Prompt: Work out how many lines of the records hold the string "القاهرة", and reply with that number alone.

Information supplied:
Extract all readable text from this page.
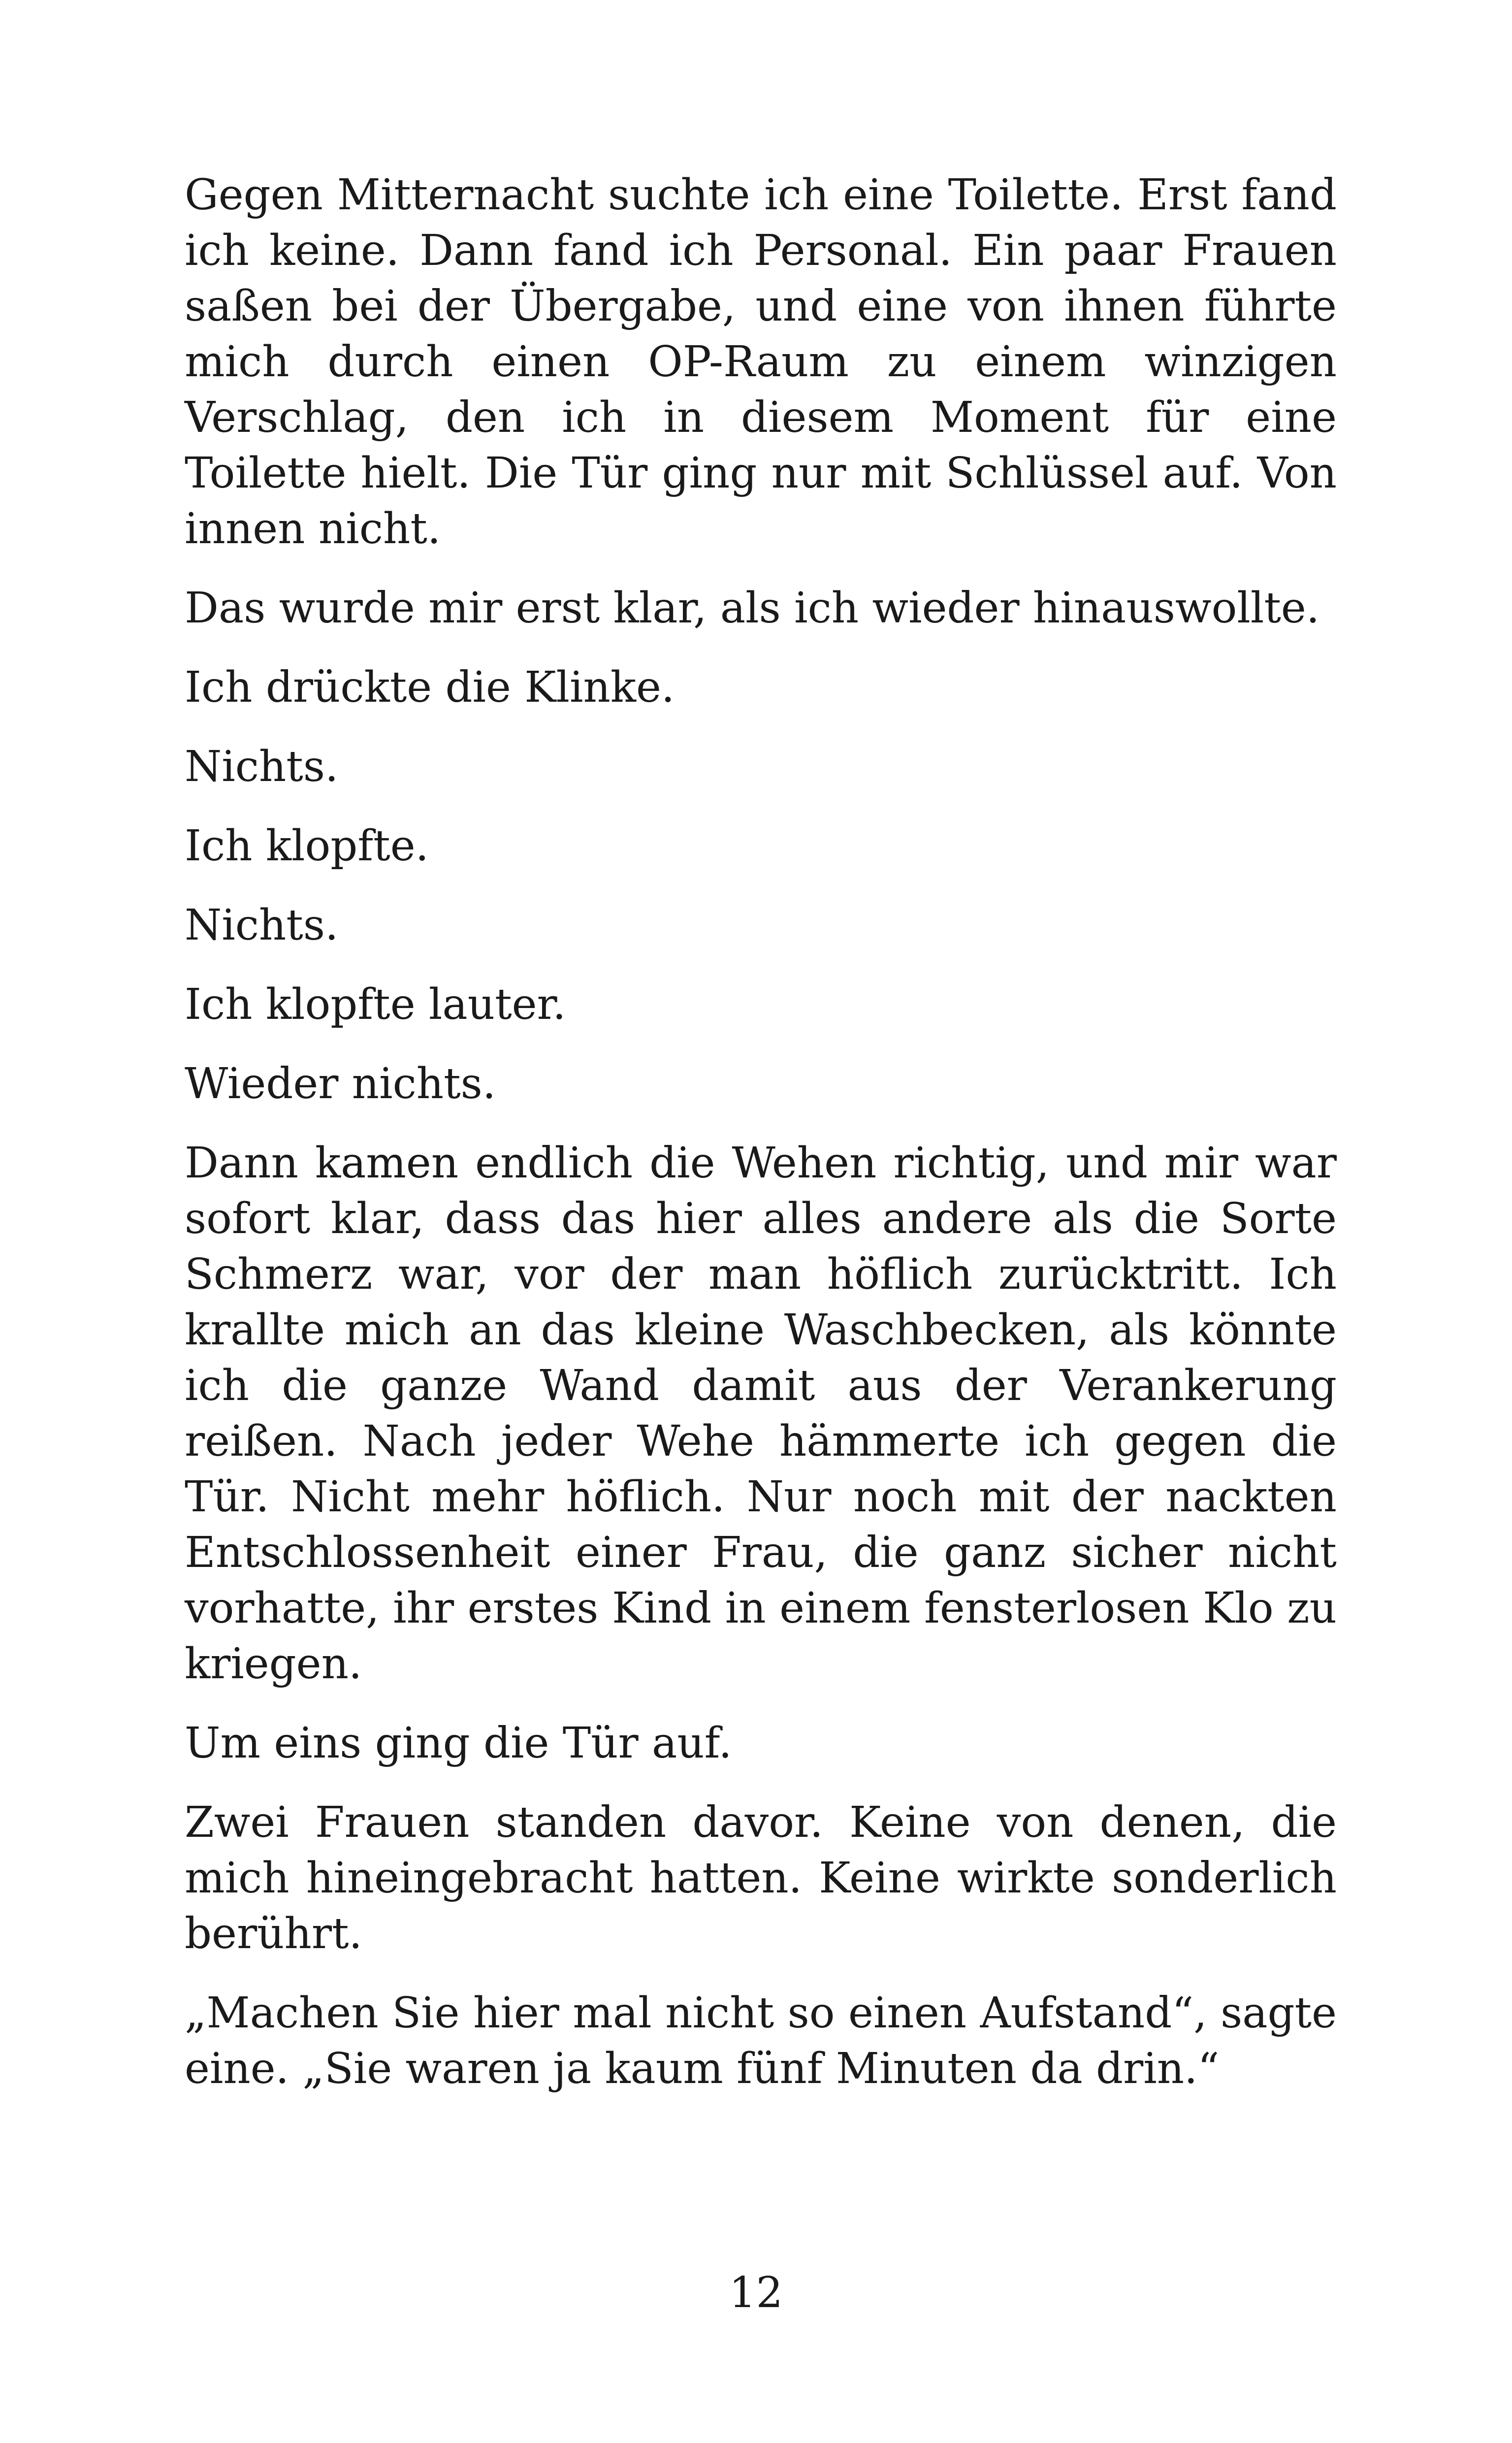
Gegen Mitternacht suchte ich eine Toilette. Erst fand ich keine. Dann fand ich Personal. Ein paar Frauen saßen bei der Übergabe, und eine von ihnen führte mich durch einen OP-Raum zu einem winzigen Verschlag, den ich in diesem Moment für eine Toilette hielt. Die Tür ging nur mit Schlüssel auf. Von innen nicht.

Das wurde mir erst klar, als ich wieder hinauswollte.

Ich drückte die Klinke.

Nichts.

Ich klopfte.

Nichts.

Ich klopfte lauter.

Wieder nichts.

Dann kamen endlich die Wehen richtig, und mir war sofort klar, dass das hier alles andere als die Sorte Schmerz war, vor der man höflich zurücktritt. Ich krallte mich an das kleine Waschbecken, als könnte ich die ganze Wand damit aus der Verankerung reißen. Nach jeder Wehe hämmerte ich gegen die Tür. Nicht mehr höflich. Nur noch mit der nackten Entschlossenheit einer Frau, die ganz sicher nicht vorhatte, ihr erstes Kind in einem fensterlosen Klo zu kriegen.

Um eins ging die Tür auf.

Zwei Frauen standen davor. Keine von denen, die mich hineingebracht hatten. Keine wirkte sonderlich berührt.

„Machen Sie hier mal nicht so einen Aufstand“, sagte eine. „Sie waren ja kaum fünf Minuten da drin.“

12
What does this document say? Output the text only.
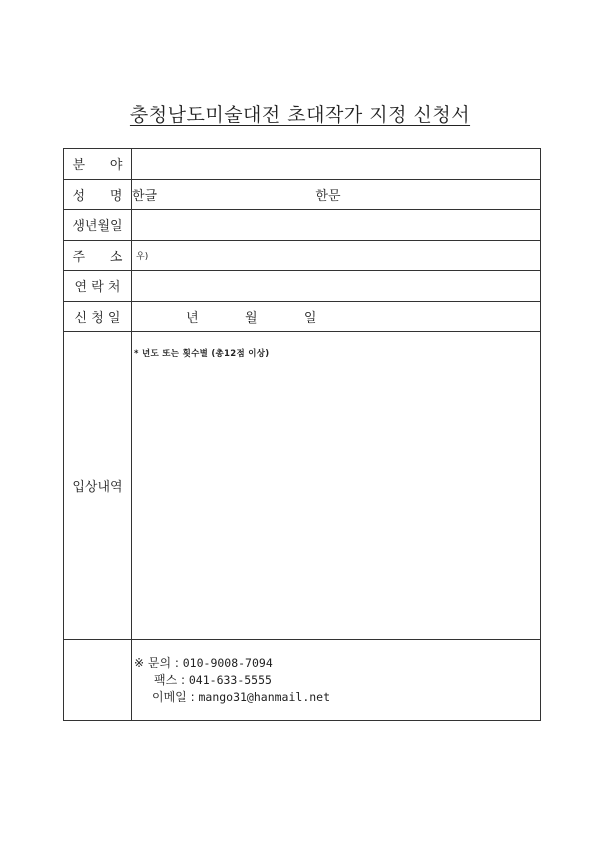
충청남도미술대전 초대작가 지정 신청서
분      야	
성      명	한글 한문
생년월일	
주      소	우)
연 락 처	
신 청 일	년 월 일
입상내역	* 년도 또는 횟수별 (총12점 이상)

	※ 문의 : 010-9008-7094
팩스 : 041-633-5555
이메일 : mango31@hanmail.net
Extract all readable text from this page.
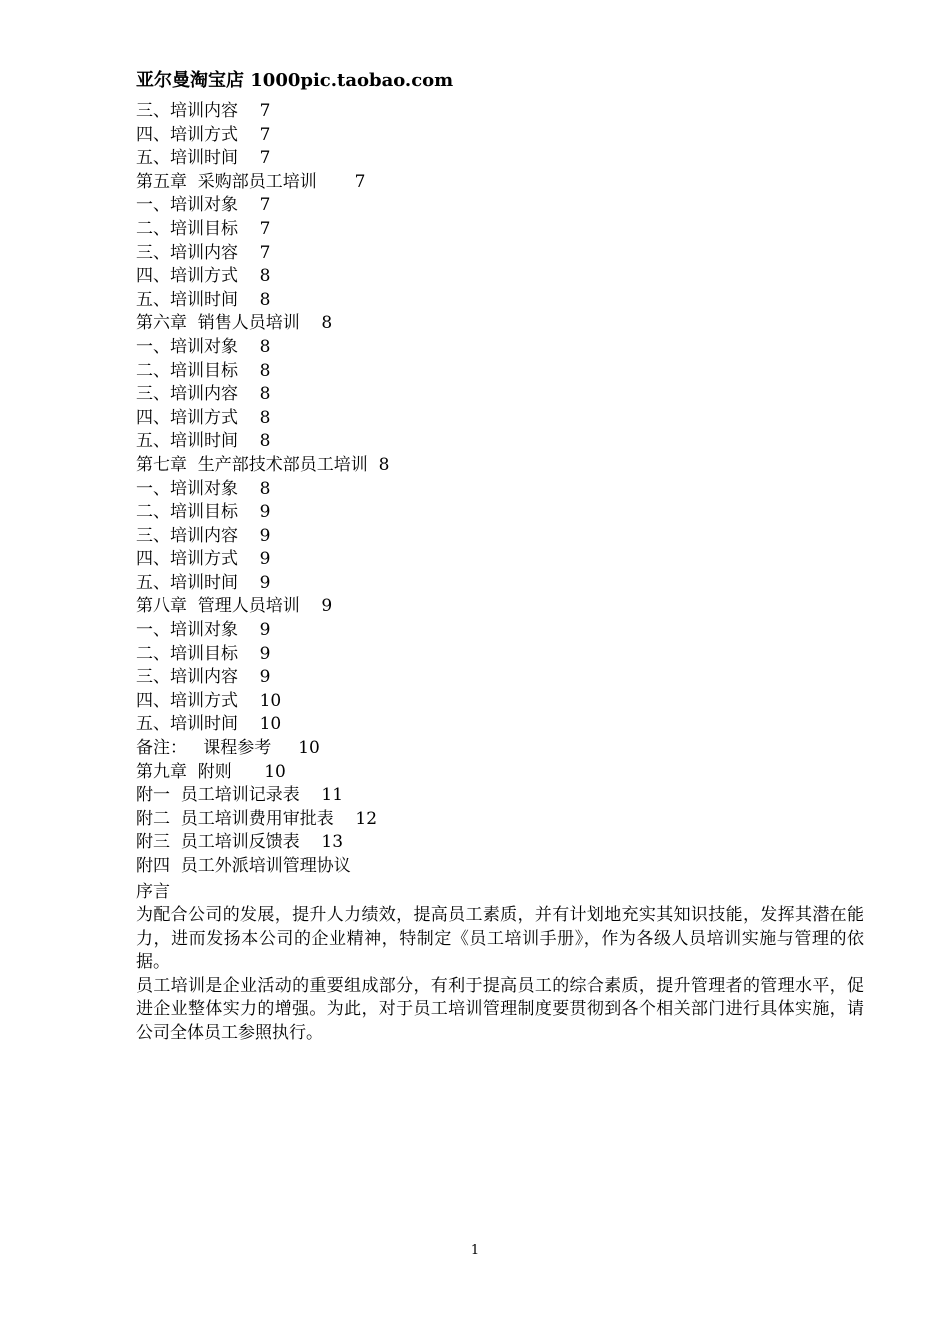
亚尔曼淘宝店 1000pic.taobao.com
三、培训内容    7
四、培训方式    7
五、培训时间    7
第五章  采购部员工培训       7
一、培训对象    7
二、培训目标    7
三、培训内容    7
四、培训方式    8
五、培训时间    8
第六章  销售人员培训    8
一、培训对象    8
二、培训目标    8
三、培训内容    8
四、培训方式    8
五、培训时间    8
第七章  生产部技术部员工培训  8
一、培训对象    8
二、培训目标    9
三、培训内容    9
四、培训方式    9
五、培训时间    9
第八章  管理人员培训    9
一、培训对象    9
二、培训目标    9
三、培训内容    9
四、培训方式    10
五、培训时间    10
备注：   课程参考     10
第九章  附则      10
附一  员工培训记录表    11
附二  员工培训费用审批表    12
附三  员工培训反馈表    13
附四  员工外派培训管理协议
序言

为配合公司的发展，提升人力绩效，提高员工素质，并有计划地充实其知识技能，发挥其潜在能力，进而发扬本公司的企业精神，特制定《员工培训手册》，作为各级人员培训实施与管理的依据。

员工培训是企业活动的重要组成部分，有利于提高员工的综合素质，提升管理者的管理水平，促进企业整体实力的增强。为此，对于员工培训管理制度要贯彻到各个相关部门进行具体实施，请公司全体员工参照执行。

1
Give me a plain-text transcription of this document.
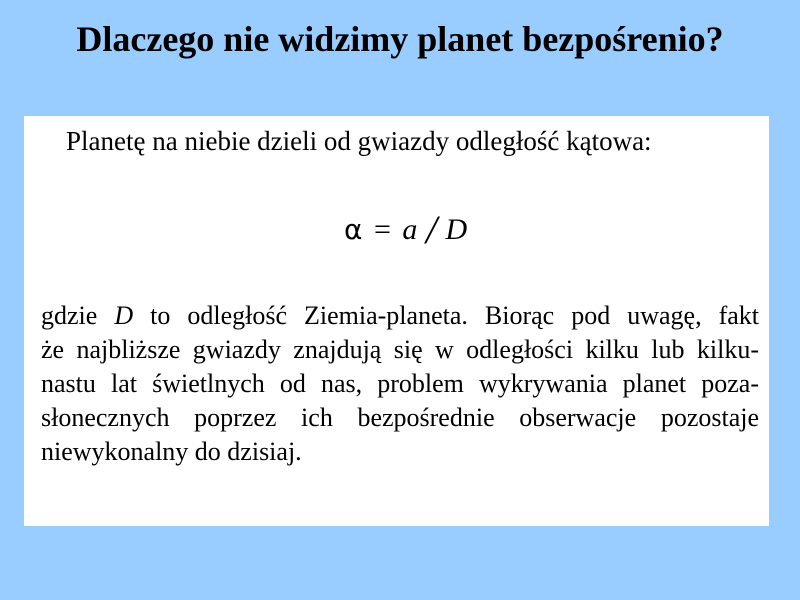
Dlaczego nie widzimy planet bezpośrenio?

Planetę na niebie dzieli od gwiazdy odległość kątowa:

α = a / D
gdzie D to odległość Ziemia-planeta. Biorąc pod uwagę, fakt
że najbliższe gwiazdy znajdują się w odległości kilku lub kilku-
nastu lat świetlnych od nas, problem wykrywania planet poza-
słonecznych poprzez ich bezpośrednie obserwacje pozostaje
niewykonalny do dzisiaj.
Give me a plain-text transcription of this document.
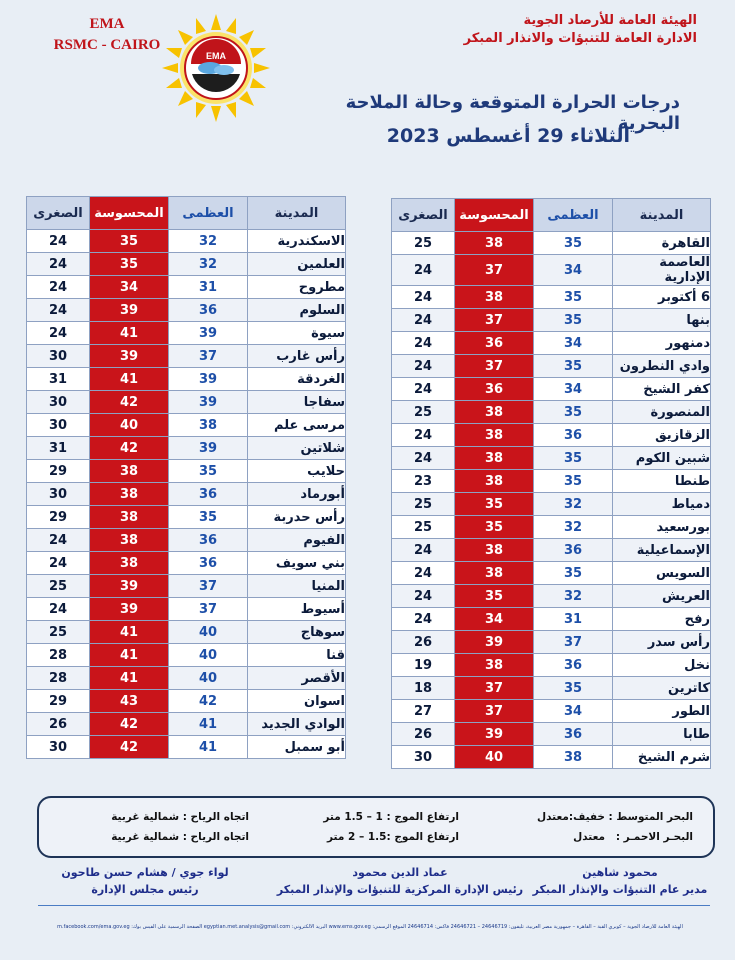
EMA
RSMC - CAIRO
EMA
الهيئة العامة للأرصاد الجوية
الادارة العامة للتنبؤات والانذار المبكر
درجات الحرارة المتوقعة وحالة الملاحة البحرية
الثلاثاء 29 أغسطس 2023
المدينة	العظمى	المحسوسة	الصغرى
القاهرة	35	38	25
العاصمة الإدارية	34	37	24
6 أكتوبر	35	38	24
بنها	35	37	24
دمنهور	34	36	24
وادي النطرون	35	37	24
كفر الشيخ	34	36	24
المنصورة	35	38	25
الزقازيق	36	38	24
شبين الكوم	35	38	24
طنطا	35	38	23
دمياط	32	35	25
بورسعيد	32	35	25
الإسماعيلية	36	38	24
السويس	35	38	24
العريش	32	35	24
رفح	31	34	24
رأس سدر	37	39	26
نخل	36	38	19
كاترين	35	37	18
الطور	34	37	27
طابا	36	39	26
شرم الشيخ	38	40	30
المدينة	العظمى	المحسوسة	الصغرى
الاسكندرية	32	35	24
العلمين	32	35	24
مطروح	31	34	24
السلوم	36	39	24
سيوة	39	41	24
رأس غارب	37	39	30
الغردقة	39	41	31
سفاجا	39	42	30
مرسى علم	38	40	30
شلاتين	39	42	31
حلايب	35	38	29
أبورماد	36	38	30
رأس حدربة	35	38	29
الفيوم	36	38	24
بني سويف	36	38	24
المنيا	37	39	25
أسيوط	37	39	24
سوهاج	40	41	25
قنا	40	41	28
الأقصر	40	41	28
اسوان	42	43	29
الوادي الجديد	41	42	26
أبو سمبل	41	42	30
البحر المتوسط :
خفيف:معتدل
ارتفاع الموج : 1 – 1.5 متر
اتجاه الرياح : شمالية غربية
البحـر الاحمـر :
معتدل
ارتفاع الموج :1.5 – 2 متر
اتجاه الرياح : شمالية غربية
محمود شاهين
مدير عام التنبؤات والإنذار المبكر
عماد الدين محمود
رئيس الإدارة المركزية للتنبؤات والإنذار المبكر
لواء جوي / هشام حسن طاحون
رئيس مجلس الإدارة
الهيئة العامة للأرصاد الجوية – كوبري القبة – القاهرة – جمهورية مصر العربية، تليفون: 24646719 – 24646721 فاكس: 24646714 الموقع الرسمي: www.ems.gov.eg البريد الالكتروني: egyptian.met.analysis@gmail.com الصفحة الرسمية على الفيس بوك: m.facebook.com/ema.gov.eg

The result: 2